Exercise brief: Every line that holds the string "Algérie" is to be identified and copied.

Items:
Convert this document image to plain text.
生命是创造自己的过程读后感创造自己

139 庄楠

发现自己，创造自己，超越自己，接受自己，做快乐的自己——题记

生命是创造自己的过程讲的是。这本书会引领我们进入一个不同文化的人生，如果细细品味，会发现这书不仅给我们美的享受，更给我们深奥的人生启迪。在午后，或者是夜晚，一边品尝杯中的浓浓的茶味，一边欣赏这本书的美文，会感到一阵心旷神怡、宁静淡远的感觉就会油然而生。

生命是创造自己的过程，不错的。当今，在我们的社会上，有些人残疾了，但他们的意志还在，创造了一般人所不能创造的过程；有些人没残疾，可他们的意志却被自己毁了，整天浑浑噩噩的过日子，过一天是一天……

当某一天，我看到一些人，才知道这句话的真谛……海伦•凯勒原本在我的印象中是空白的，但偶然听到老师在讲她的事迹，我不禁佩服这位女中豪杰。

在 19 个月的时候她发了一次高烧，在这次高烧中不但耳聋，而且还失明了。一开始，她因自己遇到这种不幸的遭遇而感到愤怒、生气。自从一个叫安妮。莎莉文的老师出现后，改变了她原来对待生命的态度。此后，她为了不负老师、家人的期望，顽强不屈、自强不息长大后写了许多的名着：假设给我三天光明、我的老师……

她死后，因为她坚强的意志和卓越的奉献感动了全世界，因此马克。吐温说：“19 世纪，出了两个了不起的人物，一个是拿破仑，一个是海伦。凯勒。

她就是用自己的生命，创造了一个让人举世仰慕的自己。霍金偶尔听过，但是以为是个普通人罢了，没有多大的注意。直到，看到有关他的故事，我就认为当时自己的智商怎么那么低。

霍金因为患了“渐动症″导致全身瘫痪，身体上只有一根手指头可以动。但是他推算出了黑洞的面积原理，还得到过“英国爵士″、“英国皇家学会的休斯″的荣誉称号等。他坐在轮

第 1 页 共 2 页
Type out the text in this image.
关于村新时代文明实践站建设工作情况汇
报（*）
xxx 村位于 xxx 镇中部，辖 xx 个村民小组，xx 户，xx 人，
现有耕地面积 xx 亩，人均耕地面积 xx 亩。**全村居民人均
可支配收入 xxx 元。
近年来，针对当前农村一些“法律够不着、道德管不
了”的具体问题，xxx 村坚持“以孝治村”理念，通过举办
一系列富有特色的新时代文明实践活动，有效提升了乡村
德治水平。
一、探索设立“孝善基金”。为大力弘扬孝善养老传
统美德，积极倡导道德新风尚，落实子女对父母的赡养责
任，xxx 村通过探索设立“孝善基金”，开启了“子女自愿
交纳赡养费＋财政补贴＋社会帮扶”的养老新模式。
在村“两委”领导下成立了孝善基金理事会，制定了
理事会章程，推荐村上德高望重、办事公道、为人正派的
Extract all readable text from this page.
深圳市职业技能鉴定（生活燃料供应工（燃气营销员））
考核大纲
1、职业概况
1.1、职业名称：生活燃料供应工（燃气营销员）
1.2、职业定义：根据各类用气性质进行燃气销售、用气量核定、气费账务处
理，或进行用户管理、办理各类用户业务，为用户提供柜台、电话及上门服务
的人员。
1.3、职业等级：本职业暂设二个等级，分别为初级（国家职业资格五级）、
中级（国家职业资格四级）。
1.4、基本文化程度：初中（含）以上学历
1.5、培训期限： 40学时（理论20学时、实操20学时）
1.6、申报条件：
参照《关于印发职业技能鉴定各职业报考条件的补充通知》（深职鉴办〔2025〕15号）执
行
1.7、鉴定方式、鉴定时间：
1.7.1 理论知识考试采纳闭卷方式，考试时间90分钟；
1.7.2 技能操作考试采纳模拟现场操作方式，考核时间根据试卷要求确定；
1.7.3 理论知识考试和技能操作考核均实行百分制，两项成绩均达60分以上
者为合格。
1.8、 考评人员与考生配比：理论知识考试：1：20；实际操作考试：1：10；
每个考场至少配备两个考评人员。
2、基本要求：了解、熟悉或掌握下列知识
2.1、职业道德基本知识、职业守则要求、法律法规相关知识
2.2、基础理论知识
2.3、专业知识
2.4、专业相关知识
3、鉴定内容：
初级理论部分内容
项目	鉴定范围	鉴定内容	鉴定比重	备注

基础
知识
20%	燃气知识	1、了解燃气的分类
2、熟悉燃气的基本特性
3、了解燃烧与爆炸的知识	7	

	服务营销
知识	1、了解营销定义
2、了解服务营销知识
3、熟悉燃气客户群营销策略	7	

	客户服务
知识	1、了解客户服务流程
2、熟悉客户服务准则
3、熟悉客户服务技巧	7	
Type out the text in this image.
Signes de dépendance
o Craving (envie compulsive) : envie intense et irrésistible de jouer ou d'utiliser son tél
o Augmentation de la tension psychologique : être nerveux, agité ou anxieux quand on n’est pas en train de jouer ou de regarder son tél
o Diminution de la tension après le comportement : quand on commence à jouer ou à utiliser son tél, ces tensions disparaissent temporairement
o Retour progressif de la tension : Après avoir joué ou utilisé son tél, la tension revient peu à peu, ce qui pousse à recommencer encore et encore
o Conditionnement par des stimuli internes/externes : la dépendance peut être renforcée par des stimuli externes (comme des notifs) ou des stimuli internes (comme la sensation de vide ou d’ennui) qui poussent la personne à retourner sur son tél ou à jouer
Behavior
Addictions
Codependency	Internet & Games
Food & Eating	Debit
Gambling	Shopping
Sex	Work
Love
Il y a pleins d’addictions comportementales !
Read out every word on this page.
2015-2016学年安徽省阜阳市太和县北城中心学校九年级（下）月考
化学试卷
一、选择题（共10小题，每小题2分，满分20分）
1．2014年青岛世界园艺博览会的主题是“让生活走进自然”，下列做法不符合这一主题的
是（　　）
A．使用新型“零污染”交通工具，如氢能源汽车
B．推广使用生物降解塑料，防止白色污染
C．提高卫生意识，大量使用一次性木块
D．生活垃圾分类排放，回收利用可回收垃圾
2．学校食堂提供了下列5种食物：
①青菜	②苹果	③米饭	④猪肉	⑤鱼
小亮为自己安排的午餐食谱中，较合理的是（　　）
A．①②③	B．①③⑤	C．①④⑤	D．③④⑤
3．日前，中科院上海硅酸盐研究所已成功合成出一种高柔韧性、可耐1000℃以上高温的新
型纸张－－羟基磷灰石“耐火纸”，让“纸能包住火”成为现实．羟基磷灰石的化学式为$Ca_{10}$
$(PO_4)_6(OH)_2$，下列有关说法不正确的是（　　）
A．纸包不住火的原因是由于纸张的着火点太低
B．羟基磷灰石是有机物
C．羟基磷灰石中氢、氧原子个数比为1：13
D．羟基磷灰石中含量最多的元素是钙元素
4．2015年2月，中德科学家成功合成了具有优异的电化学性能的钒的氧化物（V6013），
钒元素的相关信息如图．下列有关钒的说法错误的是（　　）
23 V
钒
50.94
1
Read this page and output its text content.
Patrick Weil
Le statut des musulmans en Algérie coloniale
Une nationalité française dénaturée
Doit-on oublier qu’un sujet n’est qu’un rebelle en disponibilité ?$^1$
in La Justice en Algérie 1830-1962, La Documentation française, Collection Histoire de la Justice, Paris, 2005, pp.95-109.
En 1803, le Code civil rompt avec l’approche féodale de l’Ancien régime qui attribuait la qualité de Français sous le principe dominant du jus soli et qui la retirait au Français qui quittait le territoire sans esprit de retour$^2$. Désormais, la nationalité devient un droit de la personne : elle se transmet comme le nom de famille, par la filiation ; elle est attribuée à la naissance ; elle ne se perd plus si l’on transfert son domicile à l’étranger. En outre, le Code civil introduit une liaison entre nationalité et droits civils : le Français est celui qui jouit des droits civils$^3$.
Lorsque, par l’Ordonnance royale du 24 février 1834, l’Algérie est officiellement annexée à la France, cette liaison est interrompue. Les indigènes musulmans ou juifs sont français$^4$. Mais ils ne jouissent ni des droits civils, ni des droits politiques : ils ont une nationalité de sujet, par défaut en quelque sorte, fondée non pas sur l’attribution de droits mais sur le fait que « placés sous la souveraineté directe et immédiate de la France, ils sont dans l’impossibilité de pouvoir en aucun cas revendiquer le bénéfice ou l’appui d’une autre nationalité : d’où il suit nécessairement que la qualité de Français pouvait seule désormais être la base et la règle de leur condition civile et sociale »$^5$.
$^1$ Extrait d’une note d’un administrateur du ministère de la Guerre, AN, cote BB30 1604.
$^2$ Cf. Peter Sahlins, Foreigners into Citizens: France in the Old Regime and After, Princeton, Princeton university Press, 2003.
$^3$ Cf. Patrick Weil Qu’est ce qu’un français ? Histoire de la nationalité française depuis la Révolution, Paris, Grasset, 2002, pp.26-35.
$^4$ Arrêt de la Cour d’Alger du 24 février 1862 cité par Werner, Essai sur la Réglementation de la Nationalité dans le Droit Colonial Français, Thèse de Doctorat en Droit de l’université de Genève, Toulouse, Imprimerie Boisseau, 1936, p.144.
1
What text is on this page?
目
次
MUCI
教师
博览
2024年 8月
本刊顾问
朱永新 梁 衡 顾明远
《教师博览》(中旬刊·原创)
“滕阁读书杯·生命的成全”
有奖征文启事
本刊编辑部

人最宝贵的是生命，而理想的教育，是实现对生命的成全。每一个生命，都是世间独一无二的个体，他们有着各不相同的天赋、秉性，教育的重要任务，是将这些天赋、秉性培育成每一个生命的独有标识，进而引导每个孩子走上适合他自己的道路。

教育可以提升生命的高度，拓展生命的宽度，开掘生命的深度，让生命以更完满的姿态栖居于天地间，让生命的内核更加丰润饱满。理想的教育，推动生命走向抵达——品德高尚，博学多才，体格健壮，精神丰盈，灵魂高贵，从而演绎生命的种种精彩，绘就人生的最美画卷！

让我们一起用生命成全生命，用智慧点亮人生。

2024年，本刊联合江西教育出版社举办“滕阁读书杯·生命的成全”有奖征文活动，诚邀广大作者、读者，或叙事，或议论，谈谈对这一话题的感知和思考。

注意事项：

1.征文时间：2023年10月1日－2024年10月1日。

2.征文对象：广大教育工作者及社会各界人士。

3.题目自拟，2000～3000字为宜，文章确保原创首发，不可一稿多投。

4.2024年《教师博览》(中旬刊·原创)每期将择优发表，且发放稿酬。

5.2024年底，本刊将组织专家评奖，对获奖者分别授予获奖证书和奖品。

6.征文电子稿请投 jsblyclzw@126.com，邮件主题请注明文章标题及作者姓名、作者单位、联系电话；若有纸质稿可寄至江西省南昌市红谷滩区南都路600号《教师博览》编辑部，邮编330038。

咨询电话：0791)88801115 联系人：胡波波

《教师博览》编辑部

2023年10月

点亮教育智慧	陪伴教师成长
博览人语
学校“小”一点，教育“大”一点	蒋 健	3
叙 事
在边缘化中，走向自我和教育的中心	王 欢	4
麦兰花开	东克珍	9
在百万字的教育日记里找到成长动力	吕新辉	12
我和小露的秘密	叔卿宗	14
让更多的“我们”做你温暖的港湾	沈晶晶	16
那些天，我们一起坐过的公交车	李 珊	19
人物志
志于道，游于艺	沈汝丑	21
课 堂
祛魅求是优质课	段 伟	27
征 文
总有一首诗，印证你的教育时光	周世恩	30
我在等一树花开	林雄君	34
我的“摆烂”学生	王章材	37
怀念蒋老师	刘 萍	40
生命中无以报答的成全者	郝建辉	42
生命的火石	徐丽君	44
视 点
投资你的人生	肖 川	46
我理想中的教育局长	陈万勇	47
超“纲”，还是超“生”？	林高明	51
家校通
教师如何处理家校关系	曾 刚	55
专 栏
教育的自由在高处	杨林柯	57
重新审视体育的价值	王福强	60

Solution to this problem:
Le statut des musulmans en Algérie coloniale
in La Justice en Algérie 1830-1962, La Documentation française, Collection Histoire de la Justice, Paris, 2005, pp.95-109.
Lorsque, par l’Ordonnance royale du 24 février 1834, l’Algérie est officiellement annexée à la France, cette liaison est interrompue. Les indigènes musulmans ou juifs sont français$^4$. Mais ils ne jouissent ni des droits civils, ni des droits politiques : ils ont une nationalité de sujet, par défaut en quelque sorte, fondée non pas sur l’attribution de droits mais sur le fait que « placés sous la souveraineté directe et immédiate de la France, ils sont dans l’impossibilité de pouvoir en aucun cas revendiquer le bénéfice ou l’appui d’une autre nationalité : d’où il suit nécessairement que la qualité de Français pouvait seule désormais être la base et la règle de leur condition civile et sociale »$^5$.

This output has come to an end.